▶ [YOUR GOAL]
Write out the listing below exactly, and omit any images you find in it.

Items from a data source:

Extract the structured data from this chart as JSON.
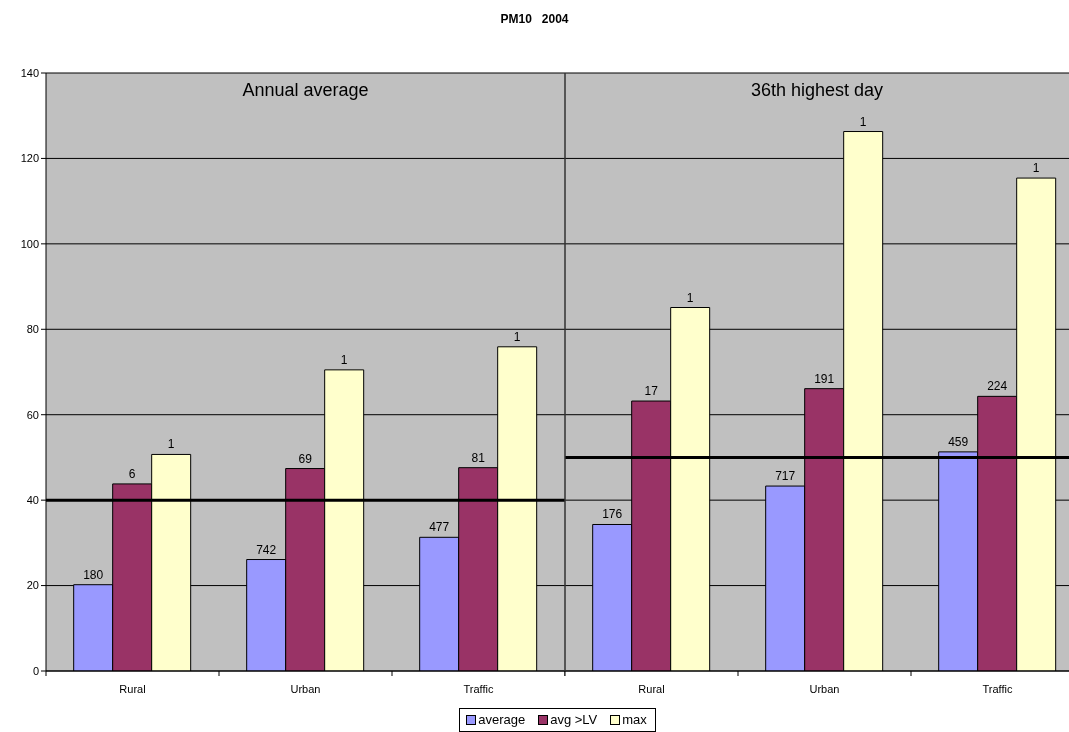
{
  "chart_data": [
    {
      "type": "bar",
      "title": "PM10   2004",
      "categories": [
        "Rural",
        "Urban",
        "Traffic"
      ],
      "series": [
        {
          "name": "average",
          "color": "#9999ff",
          "values": [
            20.2,
            26.1,
            31.3
          ]
        },
        {
          "name": "avg >LV",
          "color": "#993366",
          "values": [
            43.8,
            47.4,
            47.6
          ]
        },
        {
          "name": "max",
          "color": "#ffffcc",
          "values": [
            50.7,
            70.5,
            75.9
          ]
        }
      ],
      "ylim": [
        0,
        140
      ],
      "yticks": [
        0,
        20,
        40,
        60,
        80,
        100,
        120,
        140
      ],
      "grid": "y",
      "legend": "bottom",
      "ref_lines": [
        {
          "axis": "y",
          "value": 40,
          "color": "#000000"
        }
      ],
      "annotations": [
        "Annual average",
        "180",
        "6",
        "1",
        "742",
        "69",
        "1",
        "477",
        "81",
        "1"
      ]
    },
    {
      "type": "bar",
      "categories": [
        "Rural",
        "Urban",
        "Traffic"
      ],
      "series": [
        {
          "color": "#9999ff",
          "values": [
            34.3,
            43.3,
            51.3
          ]
        },
        {
          "color": "#993366",
          "values": [
            63.2,
            66.1,
            64.3
          ]
        },
        {
          "color": "#ffffcc",
          "values": [
            85.1,
            126.3,
            115.4
          ]
        }
      ],
      "ylim": [
        0,
        140
      ],
      "yticks": [
        0,
        20,
        40,
        60,
        80,
        100,
        120,
        140
      ],
      "grid": "y",
      "tick_labels": "x",
      "ref_lines": [
        {
          "axis": "y",
          "value": 50,
          "color": "#000000"
        }
      ],
      "annotations": [
        "36th highest day",
        "176",
        "17",
        "1",
        "717",
        "191",
        "1",
        "459",
        "224",
        "1"
      ]
    }
  ]
}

▶ [TASK SOLUTION]
Extract the structured data from this chart as JSON.
{
  "chart_data": [
    {
      "type": "bar",
      "title": "PM10   2004",
      "categories": [
        "Rural",
        "Urban",
        "Traffic"
      ],
      "series": [
        {
          "name": "average",
          "color": "#9999ff",
          "values": [
            20.2,
            26.1,
            31.3
          ]
        },
        {
          "name": "avg >LV",
          "color": "#993366",
          "values": [
            43.8,
            47.4,
            47.6
          ]
        },
        {
          "name": "max",
          "color": "#ffffcc",
          "values": [
            50.7,
            70.5,
            75.9
          ]
        }
      ],
      "ylim": [
        0,
        140
      ],
      "yticks": [
        0,
        20,
        40,
        60,
        80,
        100,
        120,
        140
      ],
      "grid": "y",
      "legend": "bottom",
      "ref_lines": [
        {
          "axis": "y",
          "value": 40,
          "color": "#000000"
        }
      ],
      "annotations": [
        "Annual average",
        "180",
        "6",
        "1",
        "742",
        "69",
        "1",
        "477",
        "81",
        "1"
      ]
    },
    {
      "type": "bar",
      "categories": [
        "Rural",
        "Urban",
        "Traffic"
      ],
      "series": [
        {
          "color": "#9999ff",
          "values": [
            34.3,
            43.3,
            51.3
          ]
        },
        {
          "color": "#993366",
          "values": [
            63.2,
            66.1,
            64.3
          ]
        },
        {
          "color": "#ffffcc",
          "values": [
            85.1,
            126.3,
            115.4
          ]
        }
      ],
      "ylim": [
        0,
        140
      ],
      "yticks": [
        0,
        20,
        40,
        60,
        80,
        100,
        120,
        140
      ],
      "grid": "y",
      "tick_labels": "x",
      "ref_lines": [
        {
          "axis": "y",
          "value": 50,
          "color": "#000000"
        }
      ],
      "annotations": [
        "36th highest day",
        "176",
        "17",
        "1",
        "717",
        "191",
        "1",
        "459",
        "224",
        "1"
      ]
    }
  ]
}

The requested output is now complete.